• _Work to do_: Lines containing the word "Daily" should be extracted in full.

• _Given data_:
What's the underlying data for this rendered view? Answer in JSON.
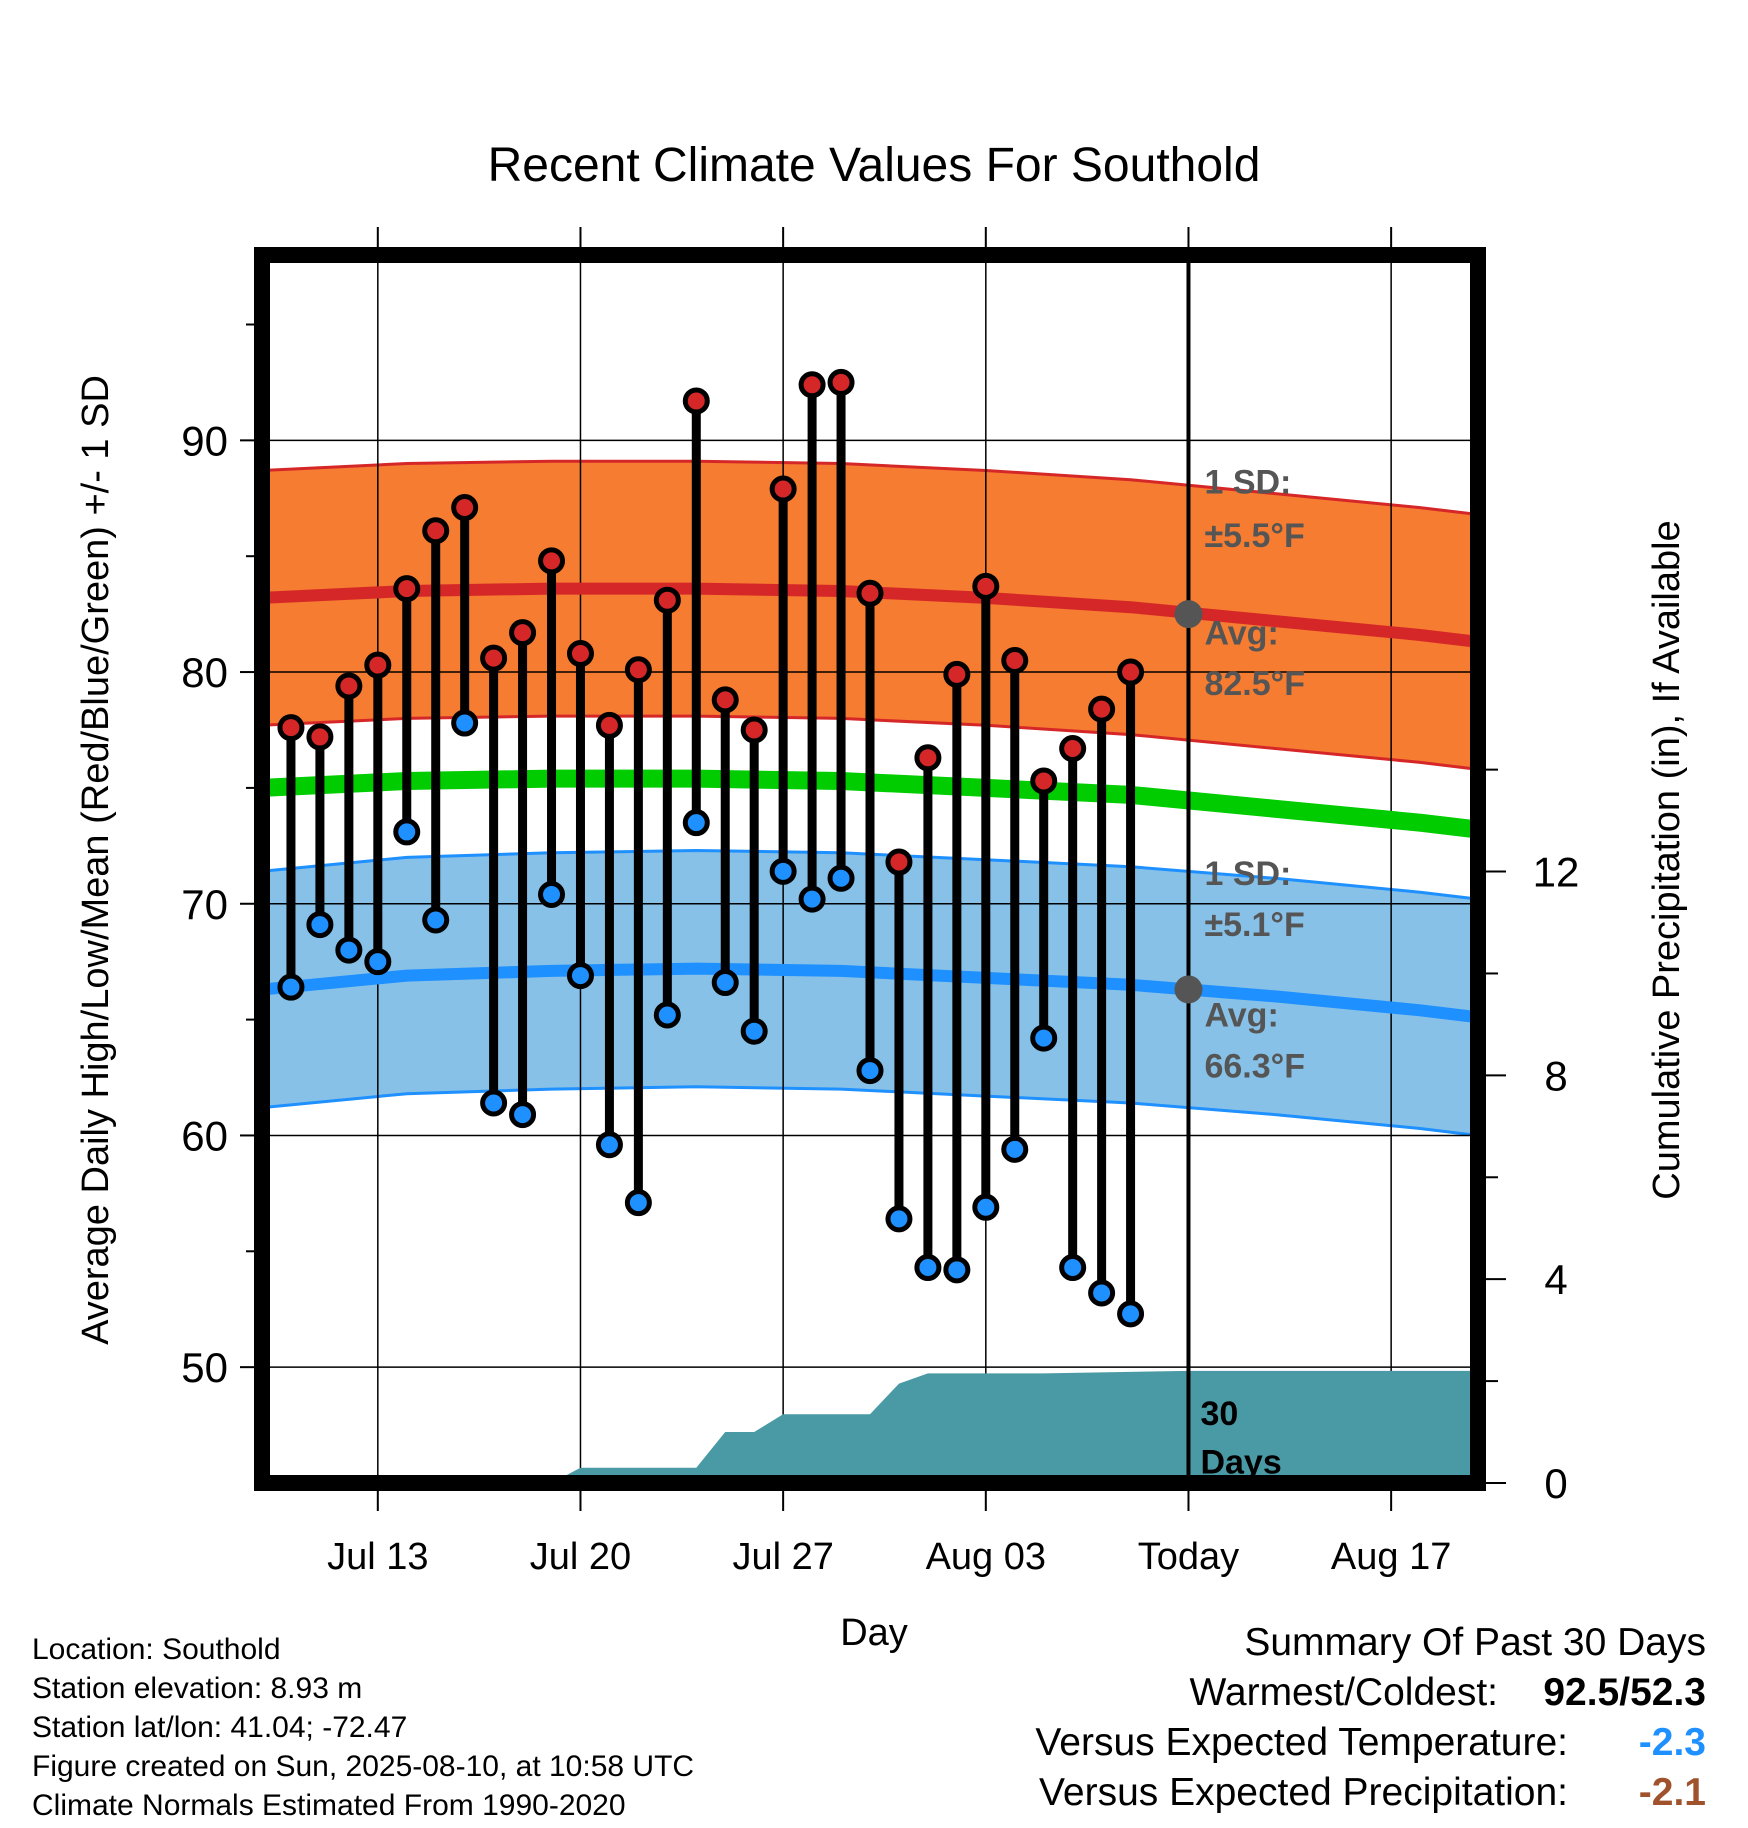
{
  "title": "Recent Climate Values For Southold",
  "chart_data": {
    "type": "line",
    "title": "Recent Climate Values For Southold",
    "xlabel": "Day",
    "ylabel": "Average Daily High/Low/Mean (Red/Blue/Green) +/- 1 SD",
    "y2label": "Cumulative Precipitation (in), If Available",
    "ylim": [
      45,
      98
    ],
    "y2lim": [
      0,
      24.1
    ],
    "yticks": [
      50,
      60,
      70,
      80,
      90
    ],
    "y2ticks": [
      0,
      4,
      8,
      12
    ],
    "x_start_date": "2025-07-09",
    "x_end_date": "2025-08-20",
    "xticks": [
      {
        "date": "2025-07-13",
        "label": "Jul 13"
      },
      {
        "date": "2025-07-20",
        "label": "Jul 20"
      },
      {
        "date": "2025-07-27",
        "label": "Jul 27"
      },
      {
        "date": "2025-08-03",
        "label": "Aug 03"
      },
      {
        "date": "2025-08-10",
        "label": "Today"
      },
      {
        "date": "2025-08-17",
        "label": "Aug 17"
      }
    ],
    "today": "2025-08-10",
    "grid": true,
    "series": [
      {
        "name": "Daily High",
        "color": "#d62728",
        "dates": [
          "2025-07-10",
          "2025-07-11",
          "2025-07-12",
          "2025-07-13",
          "2025-07-14",
          "2025-07-15",
          "2025-07-16",
          "2025-07-17",
          "2025-07-18",
          "2025-07-19",
          "2025-07-20",
          "2025-07-21",
          "2025-07-22",
          "2025-07-23",
          "2025-07-24",
          "2025-07-25",
          "2025-07-26",
          "2025-07-27",
          "2025-07-28",
          "2025-07-29",
          "2025-07-30",
          "2025-07-31",
          "2025-08-01",
          "2025-08-02",
          "2025-08-03",
          "2025-08-04",
          "2025-08-05",
          "2025-08-06",
          "2025-08-07",
          "2025-08-08",
          "2025-08-09"
        ],
        "values": [
          77.6,
          77.2,
          79.4,
          80.3,
          83.6,
          86.1,
          87.1,
          80.6,
          81.7,
          84.8,
          80.8,
          77.7,
          80.1,
          83.1,
          91.7,
          78.8,
          77.5,
          87.9,
          92.4,
          92.5,
          83.4,
          71.8,
          76.3,
          79.9,
          83.7,
          80.5,
          75.3,
          76.7,
          78.4,
          80.0,
          null
        ]
      },
      {
        "name": "Daily Low",
        "color": "#1e90ff",
        "dates": [
          "2025-07-10",
          "2025-07-11",
          "2025-07-12",
          "2025-07-13",
          "2025-07-14",
          "2025-07-15",
          "2025-07-16",
          "2025-07-17",
          "2025-07-18",
          "2025-07-19",
          "2025-07-20",
          "2025-07-21",
          "2025-07-22",
          "2025-07-23",
          "2025-07-24",
          "2025-07-25",
          "2025-07-26",
          "2025-07-27",
          "2025-07-28",
          "2025-07-29",
          "2025-07-30",
          "2025-07-31",
          "2025-08-01",
          "2025-08-02",
          "2025-08-03",
          "2025-08-04",
          "2025-08-05",
          "2025-08-06",
          "2025-08-07",
          "2025-08-08",
          "2025-08-09"
        ],
        "values": [
          66.4,
          69.1,
          68.0,
          67.5,
          73.1,
          69.3,
          77.8,
          61.4,
          60.9,
          70.4,
          66.9,
          59.6,
          57.1,
          65.2,
          73.5,
          66.6,
          64.5,
          71.4,
          70.2,
          71.1,
          62.8,
          56.4,
          54.3,
          54.2,
          56.9,
          59.4,
          64.2,
          54.3,
          53.2,
          52.3,
          null
        ]
      }
    ],
    "normals": {
      "dates": [
        "2025-07-09",
        "2025-07-14",
        "2025-07-19",
        "2025-07-24",
        "2025-07-29",
        "2025-08-03",
        "2025-08-08",
        "2025-08-13",
        "2025-08-18",
        "2025-08-20"
      ],
      "high_avg": [
        83.2,
        83.5,
        83.6,
        83.6,
        83.5,
        83.2,
        82.8,
        82.2,
        81.6,
        81.3
      ],
      "low_avg": [
        66.3,
        66.9,
        67.1,
        67.2,
        67.1,
        66.8,
        66.5,
        66.0,
        65.4,
        65.1
      ],
      "mean_avg": [
        75.0,
        75.3,
        75.4,
        75.4,
        75.3,
        75.0,
        74.7,
        74.1,
        73.5,
        73.2
      ],
      "high_sd": 5.5,
      "low_sd": 5.1
    },
    "precip_cumulative": {
      "dates": [
        "2025-07-09",
        "2025-07-18",
        "2025-07-19",
        "2025-07-20",
        "2025-07-24",
        "2025-07-25",
        "2025-07-26",
        "2025-07-27",
        "2025-07-30",
        "2025-07-31",
        "2025-08-01",
        "2025-08-05",
        "2025-08-10",
        "2025-08-20"
      ],
      "values": [
        0,
        0,
        0,
        0.3,
        0.3,
        1.0,
        1.0,
        1.35,
        1.35,
        1.95,
        2.15,
        2.15,
        2.2,
        2.2
      ]
    },
    "annotations": {
      "high_sd_label": "1 SD:",
      "high_sd_value": "±5.5°F",
      "high_avg_label": "Avg:",
      "high_avg_value": "82.5°F",
      "low_sd_label": "1 SD:",
      "low_sd_value": "±5.1°F",
      "low_avg_label": "Avg:",
      "low_avg_value": "66.3°F",
      "today_high_avg": 82.5,
      "today_low_avg": 66.3,
      "precip_window_label_1": "30",
      "precip_window_label_2": "Days"
    },
    "colors": {
      "high_band": "#f57c30",
      "high_band_edge": "#d62728",
      "high_line": "#d62728",
      "low_band": "#87c1e8",
      "low_band_edge": "#1e90ff",
      "low_line": "#1e90ff",
      "mean_line": "#00cc00",
      "precip_fill": "#4a9aa5",
      "today_marker": "#555555",
      "annotation_text": "#555555"
    }
  },
  "footer": {
    "location": "Location: Southold",
    "elevation": "Station elevation: 8.93 m",
    "latlon": "Station lat/lon: 41.04; -72.47",
    "created": "Figure created on Sun, 2025-08-10, at 10:58 UTC",
    "normals": "Climate Normals Estimated From 1990-2020"
  },
  "summary": {
    "heading": "Summary Of Past 30 Days",
    "warmest_coldest_label": "Warmest/Coldest:",
    "warmest_coldest_value": "92.5/52.3",
    "temp_label": "Versus Expected Temperature:",
    "temp_value": "-2.3",
    "temp_color": "#1e90ff",
    "precip_label": "Versus Expected Precipitation:",
    "precip_value": "-2.1",
    "precip_color": "#a0522d"
  }
}
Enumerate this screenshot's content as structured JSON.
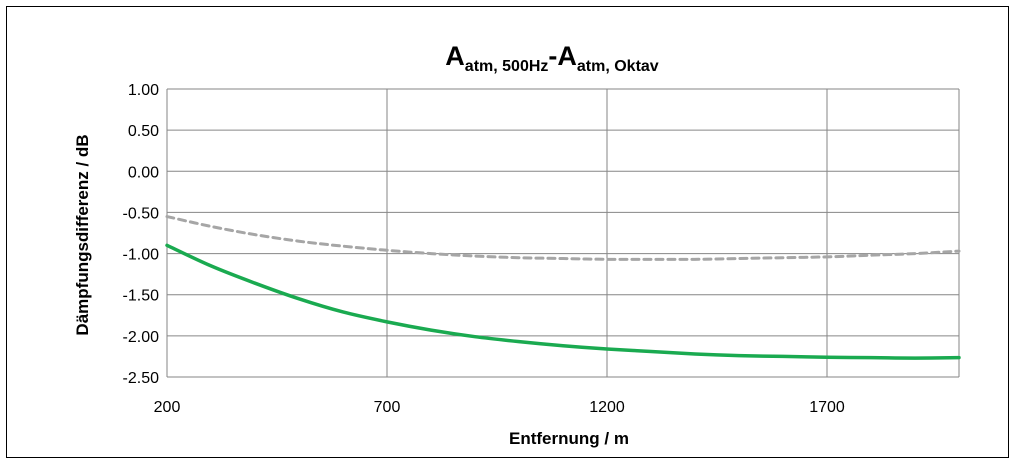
{
  "chart_data": {
    "type": "line",
    "title": {
      "part1_main": "A",
      "part1_sub": "atm, 500Hz",
      "separator": "-",
      "part2_main": "A",
      "part2_sub": "atm, Oktav"
    },
    "xlabel": "Entfernung  / m",
    "ylabel": "Dämpfungsdifferenz  / dB",
    "xlim": [
      200,
      2000
    ],
    "ylim": [
      -2.5,
      1.0
    ],
    "x_ticks": [
      200,
      700,
      1200,
      1700
    ],
    "x_tick_labels": [
      "200",
      "700",
      "1200",
      "1700"
    ],
    "y_ticks": [
      1.0,
      0.5,
      0.0,
      -0.5,
      -1.0,
      -1.5,
      -2.0,
      -2.5
    ],
    "y_tick_labels": [
      "1.00",
      "0.50",
      "0.00",
      "-0.50",
      "-1.00",
      "-1.50",
      "-2.00",
      "-2.50"
    ],
    "grid": true,
    "series": [
      {
        "style": "dashed",
        "color": "#a6a6a6",
        "x": [
          200,
          300,
          400,
          500,
          600,
          700,
          800,
          900,
          1000,
          1100,
          1200,
          1300,
          1400,
          1500,
          1600,
          1700,
          1800,
          1900,
          2000
        ],
        "y": [
          -0.55,
          -0.67,
          -0.77,
          -0.85,
          -0.91,
          -0.96,
          -1.0,
          -1.03,
          -1.05,
          -1.06,
          -1.07,
          -1.07,
          -1.07,
          -1.06,
          -1.05,
          -1.04,
          -1.02,
          -1.0,
          -0.97
        ]
      },
      {
        "style": "solid",
        "color": "#1aaa50",
        "x": [
          200,
          300,
          400,
          500,
          600,
          700,
          800,
          900,
          1000,
          1100,
          1200,
          1300,
          1400,
          1500,
          1600,
          1700,
          1800,
          1900,
          2000
        ],
        "y": [
          -0.9,
          -1.15,
          -1.36,
          -1.55,
          -1.71,
          -1.83,
          -1.93,
          -2.01,
          -2.07,
          -2.12,
          -2.16,
          -2.19,
          -2.22,
          -2.24,
          -2.25,
          -2.26,
          -2.265,
          -2.27,
          -2.265
        ]
      }
    ]
  }
}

• _Written solution_:
    "ylabel": "Average Daily High/Low/Mean (Red/Blue/Green) +/- 1 SD",
        "name": "Daily High",
        "name": "Daily Low",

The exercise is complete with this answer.